Records shown:
━━━━━━━━━━

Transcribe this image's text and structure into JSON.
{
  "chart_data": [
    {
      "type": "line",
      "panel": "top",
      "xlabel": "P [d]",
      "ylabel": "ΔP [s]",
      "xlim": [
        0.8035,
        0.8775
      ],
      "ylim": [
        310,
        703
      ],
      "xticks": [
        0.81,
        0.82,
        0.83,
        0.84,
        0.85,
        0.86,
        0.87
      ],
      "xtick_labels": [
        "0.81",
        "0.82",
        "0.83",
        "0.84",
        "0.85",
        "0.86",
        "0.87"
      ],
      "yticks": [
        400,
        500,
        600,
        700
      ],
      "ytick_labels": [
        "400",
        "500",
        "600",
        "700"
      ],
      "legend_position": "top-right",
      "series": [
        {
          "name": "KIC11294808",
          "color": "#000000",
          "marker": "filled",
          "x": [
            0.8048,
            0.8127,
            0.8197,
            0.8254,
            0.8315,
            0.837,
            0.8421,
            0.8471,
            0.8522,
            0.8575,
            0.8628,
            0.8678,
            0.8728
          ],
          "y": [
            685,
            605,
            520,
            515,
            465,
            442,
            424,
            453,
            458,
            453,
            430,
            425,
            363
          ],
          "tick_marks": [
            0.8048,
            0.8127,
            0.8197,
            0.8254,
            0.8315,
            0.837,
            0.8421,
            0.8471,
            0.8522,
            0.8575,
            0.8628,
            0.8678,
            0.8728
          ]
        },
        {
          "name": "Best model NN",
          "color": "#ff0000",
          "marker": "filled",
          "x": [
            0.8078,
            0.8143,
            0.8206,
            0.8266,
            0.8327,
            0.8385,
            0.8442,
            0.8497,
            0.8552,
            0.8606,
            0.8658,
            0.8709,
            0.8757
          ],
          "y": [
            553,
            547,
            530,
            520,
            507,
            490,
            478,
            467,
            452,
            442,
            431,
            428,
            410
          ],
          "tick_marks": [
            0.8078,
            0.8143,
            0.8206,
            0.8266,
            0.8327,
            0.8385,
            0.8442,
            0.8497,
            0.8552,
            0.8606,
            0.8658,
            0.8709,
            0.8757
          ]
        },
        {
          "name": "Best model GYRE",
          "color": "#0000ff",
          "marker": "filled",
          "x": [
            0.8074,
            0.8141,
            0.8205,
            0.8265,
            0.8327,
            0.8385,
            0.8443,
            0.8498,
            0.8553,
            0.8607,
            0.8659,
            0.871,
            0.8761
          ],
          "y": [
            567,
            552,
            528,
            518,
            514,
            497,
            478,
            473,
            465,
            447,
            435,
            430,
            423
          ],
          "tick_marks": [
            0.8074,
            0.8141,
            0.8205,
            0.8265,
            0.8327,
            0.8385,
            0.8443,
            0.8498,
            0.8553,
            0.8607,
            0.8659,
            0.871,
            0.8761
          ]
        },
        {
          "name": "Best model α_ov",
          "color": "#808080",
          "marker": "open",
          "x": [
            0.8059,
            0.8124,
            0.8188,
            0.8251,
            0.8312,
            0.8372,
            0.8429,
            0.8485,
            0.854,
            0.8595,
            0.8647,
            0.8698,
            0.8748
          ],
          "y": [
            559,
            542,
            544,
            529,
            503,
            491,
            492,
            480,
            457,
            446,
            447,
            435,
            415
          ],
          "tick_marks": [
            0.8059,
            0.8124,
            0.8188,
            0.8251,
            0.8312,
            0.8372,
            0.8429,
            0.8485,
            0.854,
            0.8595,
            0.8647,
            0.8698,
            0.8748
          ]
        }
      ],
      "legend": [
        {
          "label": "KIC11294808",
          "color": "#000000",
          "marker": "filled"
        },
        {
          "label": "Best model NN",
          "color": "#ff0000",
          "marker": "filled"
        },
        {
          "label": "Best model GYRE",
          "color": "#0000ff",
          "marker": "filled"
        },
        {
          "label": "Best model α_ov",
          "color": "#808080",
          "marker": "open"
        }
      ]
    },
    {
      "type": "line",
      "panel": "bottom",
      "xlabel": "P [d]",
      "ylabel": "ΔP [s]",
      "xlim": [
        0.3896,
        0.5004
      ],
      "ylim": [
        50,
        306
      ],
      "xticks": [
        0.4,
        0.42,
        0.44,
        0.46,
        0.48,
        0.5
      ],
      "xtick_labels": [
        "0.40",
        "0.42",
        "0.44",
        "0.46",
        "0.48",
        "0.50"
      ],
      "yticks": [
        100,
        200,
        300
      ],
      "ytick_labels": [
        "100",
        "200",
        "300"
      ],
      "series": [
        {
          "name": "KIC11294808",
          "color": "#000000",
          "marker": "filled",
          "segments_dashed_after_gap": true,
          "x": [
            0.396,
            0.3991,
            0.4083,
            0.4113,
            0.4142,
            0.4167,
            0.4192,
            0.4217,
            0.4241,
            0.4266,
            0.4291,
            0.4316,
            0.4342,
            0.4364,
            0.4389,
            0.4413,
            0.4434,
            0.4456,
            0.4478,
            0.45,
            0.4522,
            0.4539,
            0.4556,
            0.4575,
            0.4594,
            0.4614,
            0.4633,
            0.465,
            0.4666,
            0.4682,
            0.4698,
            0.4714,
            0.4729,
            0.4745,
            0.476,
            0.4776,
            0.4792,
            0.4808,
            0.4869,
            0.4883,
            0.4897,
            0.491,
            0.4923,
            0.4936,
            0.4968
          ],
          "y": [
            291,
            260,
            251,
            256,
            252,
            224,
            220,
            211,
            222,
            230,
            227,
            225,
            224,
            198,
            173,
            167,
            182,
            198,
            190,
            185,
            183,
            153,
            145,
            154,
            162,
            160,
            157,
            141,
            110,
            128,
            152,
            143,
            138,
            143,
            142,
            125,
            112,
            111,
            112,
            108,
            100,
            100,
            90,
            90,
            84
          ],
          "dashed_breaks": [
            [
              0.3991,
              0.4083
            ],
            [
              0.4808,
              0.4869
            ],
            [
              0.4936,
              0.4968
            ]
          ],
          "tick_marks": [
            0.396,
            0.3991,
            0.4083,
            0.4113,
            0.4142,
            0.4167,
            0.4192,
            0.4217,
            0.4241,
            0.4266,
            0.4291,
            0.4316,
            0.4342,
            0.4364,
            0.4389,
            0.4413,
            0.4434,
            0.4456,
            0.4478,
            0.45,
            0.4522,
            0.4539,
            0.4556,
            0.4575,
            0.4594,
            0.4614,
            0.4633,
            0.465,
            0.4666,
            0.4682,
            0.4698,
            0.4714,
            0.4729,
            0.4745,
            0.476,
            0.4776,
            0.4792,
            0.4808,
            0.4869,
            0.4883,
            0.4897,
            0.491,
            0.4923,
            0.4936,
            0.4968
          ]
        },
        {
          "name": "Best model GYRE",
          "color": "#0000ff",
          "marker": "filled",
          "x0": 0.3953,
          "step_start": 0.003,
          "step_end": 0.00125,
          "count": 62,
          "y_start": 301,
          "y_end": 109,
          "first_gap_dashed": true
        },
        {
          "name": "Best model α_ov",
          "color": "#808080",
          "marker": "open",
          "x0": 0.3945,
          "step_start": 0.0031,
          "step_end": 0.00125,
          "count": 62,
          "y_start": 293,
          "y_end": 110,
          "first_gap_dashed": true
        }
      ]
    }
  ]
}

━━━━━━━━━━

Problem to solve: From the listing above, reproduce all the lines exactly.

Finished answer:
Transcribe this image's text and structure into JSON.
{
  "chart_data": [
    {
      "type": "line",
      "panel": "top",
      "xlabel": "P [d]",
      "ylabel": "ΔP [s]",
      "xlim": [
        0.8035,
        0.8775
      ],
      "ylim": [
        310,
        703
      ],
      "xticks": [
        0.81,
        0.82,
        0.83,
        0.84,
        0.85,
        0.86,
        0.87
      ],
      "xtick_labels": [
        "0.81",
        "0.82",
        "0.83",
        "0.84",
        "0.85",
        "0.86",
        "0.87"
      ],
      "yticks": [
        400,
        500,
        600,
        700
      ],
      "ytick_labels": [
        "400",
        "500",
        "600",
        "700"
      ],
      "legend_position": "top-right",
      "series": [
        {
          "name": "KIC11294808",
          "color": "#000000",
          "marker": "filled",
          "x": [
            0.8048,
            0.8127,
            0.8197,
            0.8254,
            0.8315,
            0.837,
            0.8421,
            0.8471,
            0.8522,
            0.8575,
            0.8628,
            0.8678,
            0.8728
          ],
          "y": [
            685,
            605,
            520,
            515,
            465,
            442,
            424,
            453,
            458,
            453,
            430,
            425,
            363
          ],
          "tick_marks": [
            0.8048,
            0.8127,
            0.8197,
            0.8254,
            0.8315,
            0.837,
            0.8421,
            0.8471,
            0.8522,
            0.8575,
            0.8628,
            0.8678,
            0.8728
          ]
        },
        {
          "name": "Best model NN",
          "color": "#ff0000",
          "marker": "filled",
          "x": [
            0.8078,
            0.8143,
            0.8206,
            0.8266,
            0.8327,
            0.8385,
            0.8442,
            0.8497,
            0.8552,
            0.8606,
            0.8658,
            0.8709,
            0.8757
          ],
          "y": [
            553,
            547,
            530,
            520,
            507,
            490,
            478,
            467,
            452,
            442,
            431,
            428,
            410
          ],
          "tick_marks": [
            0.8078,
            0.8143,
            0.8206,
            0.8266,
            0.8327,
            0.8385,
            0.8442,
            0.8497,
            0.8552,
            0.8606,
            0.8658,
            0.8709,
            0.8757
          ]
        },
        {
          "name": "Best model GYRE",
          "color": "#0000ff",
          "marker": "filled",
          "x": [
            0.8074,
            0.8141,
            0.8205,
            0.8265,
            0.8327,
            0.8385,
            0.8443,
            0.8498,
            0.8553,
            0.8607,
            0.8659,
            0.871,
            0.8761
          ],
          "y": [
            567,
            552,
            528,
            518,
            514,
            497,
            478,
            473,
            465,
            447,
            435,
            430,
            423
          ],
          "tick_marks": [
            0.8074,
            0.8141,
            0.8205,
            0.8265,
            0.8327,
            0.8385,
            0.8443,
            0.8498,
            0.8553,
            0.8607,
            0.8659,
            0.871,
            0.8761
          ]
        },
        {
          "name": "Best model α_ov",
          "color": "#808080",
          "marker": "open",
          "x": [
            0.8059,
            0.8124,
            0.8188,
            0.8251,
            0.8312,
            0.8372,
            0.8429,
            0.8485,
            0.854,
            0.8595,
            0.8647,
            0.8698,
            0.8748
          ],
          "y": [
            559,
            542,
            544,
            529,
            503,
            491,
            492,
            480,
            457,
            446,
            447,
            435,
            415
          ],
          "tick_marks": [
            0.8059,
            0.8124,
            0.8188,
            0.8251,
            0.8312,
            0.8372,
            0.8429,
            0.8485,
            0.854,
            0.8595,
            0.8647,
            0.8698,
            0.8748
          ]
        }
      ],
      "legend": [
        {
          "label": "KIC11294808",
          "color": "#000000",
          "marker": "filled"
        },
        {
          "label": "Best model NN",
          "color": "#ff0000",
          "marker": "filled"
        },
        {
          "label": "Best model GYRE",
          "color": "#0000ff",
          "marker": "filled"
        },
        {
          "label": "Best model α_ov",
          "color": "#808080",
          "marker": "open"
        }
      ]
    },
    {
      "type": "line",
      "panel": "bottom",
      "xlabel": "P [d]",
      "ylabel": "ΔP [s]",
      "xlim": [
        0.3896,
        0.5004
      ],
      "ylim": [
        50,
        306
      ],
      "xticks": [
        0.4,
        0.42,
        0.44,
        0.46,
        0.48,
        0.5
      ],
      "xtick_labels": [
        "0.40",
        "0.42",
        "0.44",
        "0.46",
        "0.48",
        "0.50"
      ],
      "yticks": [
        100,
        200,
        300
      ],
      "ytick_labels": [
        "100",
        "200",
        "300"
      ],
      "series": [
        {
          "name": "KIC11294808",
          "color": "#000000",
          "marker": "filled",
          "segments_dashed_after_gap": true,
          "x": [
            0.396,
            0.3991,
            0.4083,
            0.4113,
            0.4142,
            0.4167,
            0.4192,
            0.4217,
            0.4241,
            0.4266,
            0.4291,
            0.4316,
            0.4342,
            0.4364,
            0.4389,
            0.4413,
            0.4434,
            0.4456,
            0.4478,
            0.45,
            0.4522,
            0.4539,
            0.4556,
            0.4575,
            0.4594,
            0.4614,
            0.4633,
            0.465,
            0.4666,
            0.4682,
            0.4698,
            0.4714,
            0.4729,
            0.4745,
            0.476,
            0.4776,
            0.4792,
            0.4808,
            0.4869,
            0.4883,
            0.4897,
            0.491,
            0.4923,
            0.4936,
            0.4968
          ],
          "y": [
            291,
            260,
            251,
            256,
            252,
            224,
            220,
            211,
            222,
            230,
            227,
            225,
            224,
            198,
            173,
            167,
            182,
            198,
            190,
            185,
            183,
            153,
            145,
            154,
            162,
            160,
            157,
            141,
            110,
            128,
            152,
            143,
            138,
            143,
            142,
            125,
            112,
            111,
            112,
            108,
            100,
            100,
            90,
            90,
            84
          ],
          "dashed_breaks": [
            [
              0.3991,
              0.4083
            ],
            [
              0.4808,
              0.4869
            ],
            [
              0.4936,
              0.4968
            ]
          ],
          "tick_marks": [
            0.396,
            0.3991,
            0.4083,
            0.4113,
            0.4142,
            0.4167,
            0.4192,
            0.4217,
            0.4241,
            0.4266,
            0.4291,
            0.4316,
            0.4342,
            0.4364,
            0.4389,
            0.4413,
            0.4434,
            0.4456,
            0.4478,
            0.45,
            0.4522,
            0.4539,
            0.4556,
            0.4575,
            0.4594,
            0.4614,
            0.4633,
            0.465,
            0.4666,
            0.4682,
            0.4698,
            0.4714,
            0.4729,
            0.4745,
            0.476,
            0.4776,
            0.4792,
            0.4808,
            0.4869,
            0.4883,
            0.4897,
            0.491,
            0.4923,
            0.4936,
            0.4968
          ]
        },
        {
          "name": "Best model GYRE",
          "color": "#0000ff",
          "marker": "filled",
          "x0": 0.3953,
          "step_start": 0.003,
          "step_end": 0.00125,
          "count": 62,
          "y_start": 301,
          "y_end": 109,
          "first_gap_dashed": true
        },
        {
          "name": "Best model α_ov",
          "color": "#808080",
          "marker": "open",
          "x0": 0.3945,
          "step_start": 0.0031,
          "step_end": 0.00125,
          "count": 62,
          "y_start": 293,
          "y_end": 110,
          "first_gap_dashed": true
        }
      ]
    }
  ]
}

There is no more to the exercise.